## Direction 1
Print the records from their start through the line containing "series-label: 0.05X (immersion for 3", reproducing each line exactly.

--- BEGIN Text block ---

The Importance of Software Bill of Materials (SBOM) in Open Source Security

by Martin Gilje Jaatun (original article by Silje Marie Sørlien, available here)

According to a 2021 Linux Foundation survey, 98% of participants belonged to organizations that, in one way or another, used open-source components in their products. While building software with open-source tools or libraries has clear advantages, it also introduces vulnerabilities that can be challenging to monitor.

Today, there are several tools and services aimed at helping monitor potential vulnerabilities related to open-source components. These tools scan source code and generate overviews of dependencies, identify vulnerabilities, and provide mitigation suggestions where possible. They can also monitor vulnerability databases and notify users if new vulnerabilities are linked to the project’s dependencies. These services are useful for development teams during both the development phase and after publication. However, this information is inaccessible to users without access to the source code, making it difficult for them to find sufficient information about software content and potential vulnerabilities. To enhance transparency of software content, the Software Bill οf Materials (SBOM) has been developed.

Software Bill of Materials (SBOM)

A widely used analogy is that an SBOM is the software equivalent of a food product’s nutrient content list. An SBOM is a standardized list of components, modules, and libraries used in a project to ensure transparency about dependencies in software where the source code is not available to users. This list can be used to check dependencies against vulnerability databases, for example, by using services like Snyk or tools such as OWASP’s dependency-check.

In 2021, President Joe Biden issued an executive order requiring all federal agencies to follow applicable software guidelines in the United States; “… Such guidance shall include standards, procedures, or criteria regarding: … (vii) providing a purchaser a Software Bill of Materials (SBOM) for each product directly or by publishing it on a public website;”. The order specified that within 60 days, the Secretary of Commerce, in coordination with the Assistant Secretary for Communications and Information and the Administrator of the National Telecommunications and Information Administration, would publish minimum elements for an SBOM. This indicates that there will be minimum requirements for what an SBOM should contain, at least in the US. The survey revealed that participants were missing a standard, suggesting this could be the start of an industry-wide standard for SBOM. There are currently three competing SBOM formats: SPDX from the Linux Foundation, CycloneDX from OWASP, and SWID as defined in ISO/IEC 19770-2.

Future outlook

In the same survey conducted by the Linux Foundation, participants noted that SBOMs have benefits beyond making it easier to monitor vulnerabilities related to application components. SBOMs can also increase awareness and understanding of risks associated with project dependencies and highlight the importance of managing vulnerabilities outside the development team.

FOSSA summarizes the survey with six points:

  1. The presidential order has had an effect.
  2. Software supply chain security requires multiple solutions.
  3. Security is not the only benefit of SBOM.
  4. It is still early in the development phase for SBOM.
  5. Machine readability and dependency depth are the most important needs for SBOM.
  6. “Open Source” is everywhere.

This article suggests that the use of SBOMs is increasing and that the future prospects for an industry-wide standard for SBOM are promising. However, there are still shortcomings regarding format, frequency of regeneration, and depth of dependency trees. Some of these issues can be attributed to the fact that the SBOM concept is still relatively new.

--- END Text block ---

## Direction 2
From the SBOM article, reproduce the passage starting with "Future outlook" and going on through "needs for SBOM.", replacing "survey" with "poll".

--- BEGIN Record extracts ---

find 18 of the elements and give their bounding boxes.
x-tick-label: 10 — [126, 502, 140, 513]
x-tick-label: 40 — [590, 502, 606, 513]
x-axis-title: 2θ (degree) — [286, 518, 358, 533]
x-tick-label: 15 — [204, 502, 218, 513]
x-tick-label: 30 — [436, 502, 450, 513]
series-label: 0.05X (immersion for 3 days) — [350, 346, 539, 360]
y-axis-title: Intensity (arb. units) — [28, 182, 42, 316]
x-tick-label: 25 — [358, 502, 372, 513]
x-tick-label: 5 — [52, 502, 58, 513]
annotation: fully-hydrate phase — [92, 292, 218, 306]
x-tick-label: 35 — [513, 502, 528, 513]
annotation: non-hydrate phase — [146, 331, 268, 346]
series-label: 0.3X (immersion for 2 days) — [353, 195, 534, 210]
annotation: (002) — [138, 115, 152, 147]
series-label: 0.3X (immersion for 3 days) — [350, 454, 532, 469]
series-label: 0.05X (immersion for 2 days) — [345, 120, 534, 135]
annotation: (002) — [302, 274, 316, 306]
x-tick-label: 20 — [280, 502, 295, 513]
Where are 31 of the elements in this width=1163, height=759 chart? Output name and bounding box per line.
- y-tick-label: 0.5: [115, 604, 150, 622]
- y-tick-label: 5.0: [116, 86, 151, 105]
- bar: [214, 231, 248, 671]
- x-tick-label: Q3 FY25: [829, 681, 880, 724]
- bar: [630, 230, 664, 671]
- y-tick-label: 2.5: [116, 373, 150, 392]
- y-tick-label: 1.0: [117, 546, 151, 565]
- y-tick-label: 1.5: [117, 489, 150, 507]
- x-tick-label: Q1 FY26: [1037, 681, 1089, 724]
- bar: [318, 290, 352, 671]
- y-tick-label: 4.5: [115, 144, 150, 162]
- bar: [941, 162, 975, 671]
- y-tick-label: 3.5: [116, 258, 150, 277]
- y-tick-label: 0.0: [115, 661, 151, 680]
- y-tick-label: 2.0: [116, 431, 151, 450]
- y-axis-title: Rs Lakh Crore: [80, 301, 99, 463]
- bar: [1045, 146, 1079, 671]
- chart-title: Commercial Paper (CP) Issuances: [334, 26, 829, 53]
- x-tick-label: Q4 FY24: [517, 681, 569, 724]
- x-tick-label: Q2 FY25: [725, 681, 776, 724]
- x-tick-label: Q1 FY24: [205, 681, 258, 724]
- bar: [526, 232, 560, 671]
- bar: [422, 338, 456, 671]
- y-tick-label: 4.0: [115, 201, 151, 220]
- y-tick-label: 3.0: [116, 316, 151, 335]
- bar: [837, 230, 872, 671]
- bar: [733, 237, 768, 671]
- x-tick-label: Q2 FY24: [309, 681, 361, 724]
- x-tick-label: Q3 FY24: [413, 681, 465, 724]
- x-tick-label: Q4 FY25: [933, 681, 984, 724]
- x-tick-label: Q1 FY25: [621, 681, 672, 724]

--- END Record extracts ---

## Task result 1
find 18 of the elements and give their bounding boxes.
x-tick-label: 10 — [126, 502, 140, 513]
x-tick-label: 40 — [590, 502, 606, 513]
x-axis-title: 2θ (degree) — [286, 518, 358, 533]
x-tick-label: 15 — [204, 502, 218, 513]
x-tick-label: 30 — [436, 502, 450, 513]
series-label: 0.05X (immersion for 3 days) — [350, 346, 539, 360]

## Task result 2
Future outlook

In the same poll conducted by the Linux Foundation, participants noted that SBOMs have benefits beyond making it easier to monitor vulnerabilities related to application components. SBOMs can also increase awareness and understanding of risks associated with project dependencies and highlight the importance of managing vulnerabilities outside the development team.

FOSSA summarizes the poll with six points:

  1. The presidential order has had an effect.
  2. Software supply chain security requires multiple solutions.
  3. Security is not the only benefit of SBOM.
  4. It is still early in the development phase for SBOM.
  5. Machine readability and dependency depth are the most important needs for SBOM.